--- EXERCISE BRIEF ---
Every record should be written out exactly, please.

— START RECORDS SHOWN —

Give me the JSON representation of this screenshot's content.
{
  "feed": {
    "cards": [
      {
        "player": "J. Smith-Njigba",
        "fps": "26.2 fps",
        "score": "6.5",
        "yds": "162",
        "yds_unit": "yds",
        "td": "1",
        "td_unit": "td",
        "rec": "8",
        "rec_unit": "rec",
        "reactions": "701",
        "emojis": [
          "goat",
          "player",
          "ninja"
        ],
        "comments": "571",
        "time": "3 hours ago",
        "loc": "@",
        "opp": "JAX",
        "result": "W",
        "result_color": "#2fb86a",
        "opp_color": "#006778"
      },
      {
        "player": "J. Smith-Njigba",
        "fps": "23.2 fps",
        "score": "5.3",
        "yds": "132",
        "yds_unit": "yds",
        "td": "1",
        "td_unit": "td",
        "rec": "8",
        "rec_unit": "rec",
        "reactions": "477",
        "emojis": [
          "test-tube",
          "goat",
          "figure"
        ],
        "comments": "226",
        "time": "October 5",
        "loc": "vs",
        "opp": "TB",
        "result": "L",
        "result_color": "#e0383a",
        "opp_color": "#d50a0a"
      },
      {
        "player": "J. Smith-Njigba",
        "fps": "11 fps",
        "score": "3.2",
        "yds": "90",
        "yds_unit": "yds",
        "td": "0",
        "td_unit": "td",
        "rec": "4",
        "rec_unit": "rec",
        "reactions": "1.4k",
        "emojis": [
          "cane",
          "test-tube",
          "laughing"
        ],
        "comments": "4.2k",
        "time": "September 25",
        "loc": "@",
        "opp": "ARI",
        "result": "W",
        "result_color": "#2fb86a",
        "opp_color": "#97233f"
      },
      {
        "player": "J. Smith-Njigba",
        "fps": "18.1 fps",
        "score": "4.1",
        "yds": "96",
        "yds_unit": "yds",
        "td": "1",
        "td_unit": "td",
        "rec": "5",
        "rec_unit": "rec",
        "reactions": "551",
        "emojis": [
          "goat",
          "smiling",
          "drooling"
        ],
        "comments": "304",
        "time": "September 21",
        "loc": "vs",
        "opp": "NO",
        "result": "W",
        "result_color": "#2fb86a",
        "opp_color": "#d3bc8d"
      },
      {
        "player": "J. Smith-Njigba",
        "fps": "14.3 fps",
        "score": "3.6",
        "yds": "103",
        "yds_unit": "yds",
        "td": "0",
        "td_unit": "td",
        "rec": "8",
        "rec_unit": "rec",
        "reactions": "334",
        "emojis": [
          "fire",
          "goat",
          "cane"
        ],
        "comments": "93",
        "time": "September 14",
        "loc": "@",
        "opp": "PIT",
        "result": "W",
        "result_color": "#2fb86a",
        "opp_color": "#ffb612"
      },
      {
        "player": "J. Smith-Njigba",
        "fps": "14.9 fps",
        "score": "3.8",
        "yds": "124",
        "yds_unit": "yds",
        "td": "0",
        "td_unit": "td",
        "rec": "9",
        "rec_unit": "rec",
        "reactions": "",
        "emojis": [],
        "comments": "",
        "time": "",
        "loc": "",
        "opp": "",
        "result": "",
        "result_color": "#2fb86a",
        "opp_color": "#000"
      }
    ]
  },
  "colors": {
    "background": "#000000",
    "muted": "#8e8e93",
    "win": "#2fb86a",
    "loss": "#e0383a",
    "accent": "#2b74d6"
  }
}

— END RECORDS SHOWN —

--- RESULT FOR THIS TASK ---
Give me the JSON representation of this screenshot's content.
{
  "feed": {
    "cards": [
      {
        "player": "J. Smith-Njigba",
        "fps": "26.2 fps",
        "score": "6.5",
        "yds": "162",
        "yds_unit": "yds",
        "td": "1",
        "td_unit": "td",
        "rec": "8",
        "rec_unit": "rec",
        "reactions": "701",
        "emojis": [
          "goat",
          "player",
          "ninja"
        ],
        "comments": "571",
        "time": "3 hours ago",
        "loc": "@",
        "opp": "JAX",
        "result": "W",
        "result_color": "#2fb86a",
        "opp_color": "#006778"
      },
      {
        "player": "J. Smith-Njigba",
        "fps": "23.2 fps",
        "score": "5.3",
        "yds": "132",
        "yds_unit": "yds",
        "td": "1",
        "td_unit": "td",
        "rec": "8",
        "rec_unit": "rec",
        "reactions": "477",
        "emojis": [
          "test-tube",
          "goat",
          "figure"
        ],
        "comments": "226",
        "time": "October 5",
        "loc": "vs",
        "opp": "TB",
        "result": "L",
        "result_color": "#e0383a",
        "opp_color": "#d50a0a"
      },
      {
        "player": "J. Smith-Njigba",
        "fps": "11 fps",
        "score": "3.2",
        "yds": "90",
        "yds_unit": "yds",
        "td": "0",
        "td_unit": "td",
        "rec": "4",
        "rec_unit": "rec",
        "reactions": "1.4k",
        "emojis": [
          "cane",
          "test-tube",
          "laughing"
        ],
        "comments": "4.2k",
        "time": "September 25",
        "loc": "@",
        "opp": "ARI",
        "result": "W",
        "result_color": "#2fb86a",
        "opp_color": "#97233f"
      },
      {
        "player": "J. Smith-Njigba",
        "fps": "18.1 fps",
        "score": "4.1",
        "yds": "96",
        "yds_unit": "yds",
        "td": "1",
        "td_unit": "td",
        "rec": "5",
        "rec_unit": "rec",
        "reactions": "551",
        "emojis": [
          "goat",
          "smiling",
          "drooling"
        ],
        "comments": "304",
        "time": "September 21",
        "loc": "vs",
        "opp": "NO",
        "result": "W",
        "result_color": "#2fb86a",
        "opp_color": "#d3bc8d"
      },
      {
        "player": "J. Smith-Njigba",
        "fps": "14.3 fps",
        "score": "3.6",
        "yds": "103",
        "yds_unit": "yds",
        "td": "0",
        "td_unit": "td",
        "rec": "8",
        "rec_unit": "rec",
        "reactions": "334",
        "emojis": [
          "fire",
          "goat",
          "cane"
        ],
        "comments": "93",
        "time": "September 14",
        "loc": "@",
        "opp": "PIT",
        "result": "W",
        "result_color": "#2fb86a",
        "opp_color": "#ffb612"
      },
      {
        "player": "J. Smith-Njigba",
        "fps": "14.9 fps",
        "score": "3.8",
        "yds": "124",
        "yds_unit": "yds",
        "td": "0",
        "td_unit": "td",
        "rec": "9",
        "rec_unit": "rec",
        "reactions": "",
        "emojis": [],
        "comments": "",
        "time": "",
        "loc": "",
        "opp": "",
        "result": "",
        "result_color": "#2fb86a",
        "opp_color": "#000"
      }
    ]
  },
  "colors": {
    "background": "#000000",
    "muted": "#8e8e93",
    "win": "#2fb86a",
    "loss": "#e0383a",
    "accent": "#2b74d6"
  }
}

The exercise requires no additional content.